◆ EXTRACTED DATA
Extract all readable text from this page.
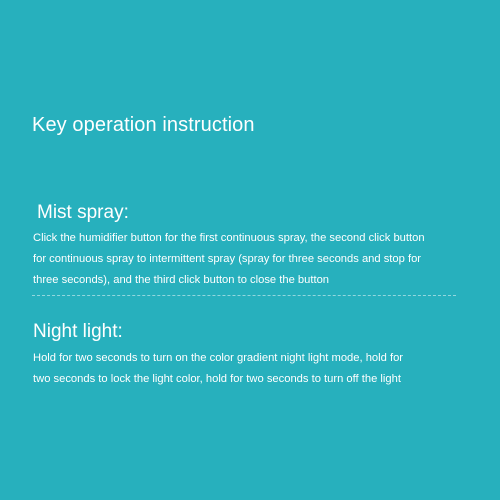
Key operation instruction
Mist spray:

Click the humidifier button for the first continuous spray, the second click button
for continuous spray to intermittent spray (spray for three seconds and stop for
three seconds), and the third click button to close the button

Night light:

Hold for two seconds to turn on the color gradient night light mode, hold for
two seconds to lock the light color, hold for two seconds to turn off the light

◆ EXERCISE BRIEF
Looking at the listing above, count the lines that contain "button" and give nothing but the number.

◆ OUTPUT FOR THIS EXERCISE
2